Copy all the material that follows, keeping every character the same.

------ RAW DATA ------

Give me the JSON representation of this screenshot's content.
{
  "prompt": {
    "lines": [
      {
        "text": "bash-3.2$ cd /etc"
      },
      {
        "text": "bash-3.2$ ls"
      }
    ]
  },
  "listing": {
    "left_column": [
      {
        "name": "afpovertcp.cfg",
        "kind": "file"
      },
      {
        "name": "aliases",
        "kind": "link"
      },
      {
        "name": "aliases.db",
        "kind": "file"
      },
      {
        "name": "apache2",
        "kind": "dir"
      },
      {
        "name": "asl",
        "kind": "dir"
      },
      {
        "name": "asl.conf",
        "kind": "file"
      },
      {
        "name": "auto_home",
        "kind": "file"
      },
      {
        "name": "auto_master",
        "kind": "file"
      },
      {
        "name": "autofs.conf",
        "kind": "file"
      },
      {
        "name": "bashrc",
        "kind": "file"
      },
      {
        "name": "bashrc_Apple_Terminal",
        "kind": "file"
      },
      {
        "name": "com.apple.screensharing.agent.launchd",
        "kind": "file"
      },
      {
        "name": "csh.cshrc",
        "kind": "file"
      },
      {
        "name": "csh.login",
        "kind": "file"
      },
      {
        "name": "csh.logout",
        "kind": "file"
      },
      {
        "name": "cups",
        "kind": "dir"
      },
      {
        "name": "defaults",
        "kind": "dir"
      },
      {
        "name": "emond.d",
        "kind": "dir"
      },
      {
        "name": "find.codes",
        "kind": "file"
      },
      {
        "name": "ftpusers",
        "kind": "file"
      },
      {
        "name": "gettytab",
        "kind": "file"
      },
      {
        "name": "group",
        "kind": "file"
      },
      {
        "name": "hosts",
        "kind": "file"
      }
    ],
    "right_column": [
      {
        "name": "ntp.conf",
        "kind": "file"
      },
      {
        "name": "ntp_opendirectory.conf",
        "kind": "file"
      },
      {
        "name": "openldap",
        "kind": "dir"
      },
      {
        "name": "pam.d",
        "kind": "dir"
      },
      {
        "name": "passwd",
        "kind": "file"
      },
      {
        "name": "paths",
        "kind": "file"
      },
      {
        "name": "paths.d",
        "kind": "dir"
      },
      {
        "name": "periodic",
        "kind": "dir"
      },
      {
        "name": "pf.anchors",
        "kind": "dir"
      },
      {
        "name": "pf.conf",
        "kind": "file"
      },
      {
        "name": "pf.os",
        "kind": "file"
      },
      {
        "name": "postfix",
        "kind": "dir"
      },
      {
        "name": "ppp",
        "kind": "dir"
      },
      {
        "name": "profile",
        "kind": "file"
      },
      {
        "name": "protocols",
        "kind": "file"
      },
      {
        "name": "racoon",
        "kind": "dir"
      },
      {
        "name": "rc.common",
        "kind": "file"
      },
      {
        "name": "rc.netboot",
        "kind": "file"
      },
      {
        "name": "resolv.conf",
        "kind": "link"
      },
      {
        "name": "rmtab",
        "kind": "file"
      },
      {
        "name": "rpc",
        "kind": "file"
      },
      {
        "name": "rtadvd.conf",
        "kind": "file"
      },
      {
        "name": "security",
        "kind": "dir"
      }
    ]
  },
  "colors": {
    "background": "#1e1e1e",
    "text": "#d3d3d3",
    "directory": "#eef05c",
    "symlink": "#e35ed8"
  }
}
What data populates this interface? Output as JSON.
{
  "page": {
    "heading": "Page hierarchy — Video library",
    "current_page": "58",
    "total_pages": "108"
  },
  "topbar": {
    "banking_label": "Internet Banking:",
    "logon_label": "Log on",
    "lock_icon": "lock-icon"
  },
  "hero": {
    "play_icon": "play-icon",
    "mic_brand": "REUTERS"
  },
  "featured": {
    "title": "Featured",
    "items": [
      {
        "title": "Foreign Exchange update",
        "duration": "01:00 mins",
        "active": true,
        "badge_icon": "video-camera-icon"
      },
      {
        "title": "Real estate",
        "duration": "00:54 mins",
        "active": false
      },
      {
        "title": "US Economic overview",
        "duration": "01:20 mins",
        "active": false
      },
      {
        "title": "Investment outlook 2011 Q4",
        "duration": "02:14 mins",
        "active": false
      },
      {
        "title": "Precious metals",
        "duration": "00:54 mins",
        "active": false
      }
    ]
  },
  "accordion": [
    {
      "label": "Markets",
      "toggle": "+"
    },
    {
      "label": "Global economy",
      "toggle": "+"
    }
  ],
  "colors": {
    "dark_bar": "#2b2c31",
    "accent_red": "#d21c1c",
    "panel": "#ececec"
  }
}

------

→ **EXERCISE RESPONSE**:
Give me the JSON representation of this screenshot's content.
{
  "prompt": {
    "lines": [
      {
        "text": "bash-3.2$ cd /etc"
      },
      {
        "text": "bash-3.2$ ls"
      }
    ]
  },
  "listing": {
    "left_column": [
      {
        "name": "afpovertcp.cfg",
        "kind": "file"
      },
      {
        "name": "aliases",
        "kind": "link"
      },
      {
        "name": "aliases.db",
        "kind": "file"
      },
      {
        "name": "apache2",
        "kind": "dir"
      },
      {
        "name": "asl",
        "kind": "dir"
      },
      {
        "name": "asl.conf",
        "kind": "file"
      },
      {
        "name": "auto_home",
        "kind": "file"
      },
      {
        "name": "auto_master",
        "kind": "file"
      },
      {
        "name": "autofs.conf",
        "kind": "file"
      },
      {
        "name": "bashrc",
        "kind": "file"
      },
      {
        "name": "bashrc_Apple_Terminal",
        "kind": "file"
      },
      {
        "name": "com.apple.screensharing.agent.launchd",
        "kind": "file"
      },
      {
        "name": "csh.cshrc",
        "kind": "file"
      },
      {
        "name": "csh.login",
        "kind": "file"
      },
      {
        "name": "csh.logout",
        "kind": "file"
      },
      {
        "name": "cups",
        "kind": "dir"
      },
      {
        "name": "defaults",
        "kind": "dir"
      },
      {
        "name": "emond.d",
        "kind": "dir"
      },
      {
        "name": "find.codes",
        "kind": "file"
      },
      {
        "name": "ftpusers",
        "kind": "file"
      },
      {
        "name": "gettytab",
        "kind": "file"
      },
      {
        "name": "group",
        "kind": "file"
      },
      {
        "name": "hosts",
        "kind": "file"
      }
    ],
    "right_column": [
      {
        "name": "ntp.conf",
        "kind": "file"
      },
      {
        "name": "ntp_opendirectory.conf",
        "kind": "file"
      },
      {
        "name": "openldap",
        "kind": "dir"
      },
      {
        "name": "pam.d",
        "kind": "dir"
      },
      {
        "name": "passwd",
        "kind": "file"
      },
      {
        "name": "paths",
        "kind": "file"
      },
      {
        "name": "paths.d",
        "kind": "dir"
      },
      {
        "name": "periodic",
        "kind": "dir"
      },
      {
        "name": "pf.anchors",
        "kind": "dir"
      },
      {
        "name": "pf.conf",
        "kind": "file"
      },
      {
        "name": "pf.os",
        "kind": "file"
      },
      {
        "name": "postfix",
        "kind": "dir"
      },
      {
        "name": "ppp",
        "kind": "dir"
      },
      {
        "name": "profile",
        "kind": "file"
      },
      {
        "name": "protocols",
        "kind": "file"
      },
      {
        "name": "racoon",
        "kind": "dir"
      },
      {
        "name": "rc.common",
        "kind": "file"
      },
      {
        "name": "rc.netboot",
        "kind": "file"
      },
      {
        "name": "resolv.conf",
        "kind": "link"
      },
      {
        "name": "rmtab",
        "kind": "file"
      },
      {
        "name": "rpc",
        "kind": "file"
      },
      {
        "name": "rtadvd.conf",
        "kind": "file"
      },
      {
        "name": "security",
        "kind": "dir"
      }
    ]
  },
  "colors": {
    "background": "#1e1e1e",
    "text": "#d3d3d3",
    "directory": "#eef05c",
    "symlink": "#e35ed8"
  }
}
What data populates this interface? Output as JSON.
{
  "page": {
    "heading": "Page hierarchy — Video library",
    "current_page": "58",
    "total_pages": "108"
  },
  "topbar": {
    "banking_label": "Internet Banking:",
    "logon_label": "Log on",
    "lock_icon": "lock-icon"
  },
  "hero": {
    "play_icon": "play-icon",
    "mic_brand": "REUTERS"
  },
  "featured": {
    "title": "Featured",
    "items": [
      {
        "title": "Foreign Exchange update",
        "duration": "01:00 mins",
        "active": true,
        "badge_icon": "video-camera-icon"
      },
      {
        "title": "Real estate",
        "duration": "00:54 mins",
        "active": false
      },
      {
        "title": "US Economic overview",
        "duration": "01:20 mins",
        "active": false
      },
      {
        "title": "Investment outlook 2011 Q4",
        "duration": "02:14 mins",
        "active": false
      },
      {
        "title": "Precious metals",
        "duration": "00:54 mins",
        "active": false
      }
    ]
  },
  "accordion": [
    {
      "label": "Markets",
      "toggle": "+"
    },
    {
      "label": "Global economy",
      "toggle": "+"
    }
  ],
  "colors": {
    "dark_bar": "#2b2c31",
    "accent_red": "#d21c1c",
    "panel": "#ececec"
  }
}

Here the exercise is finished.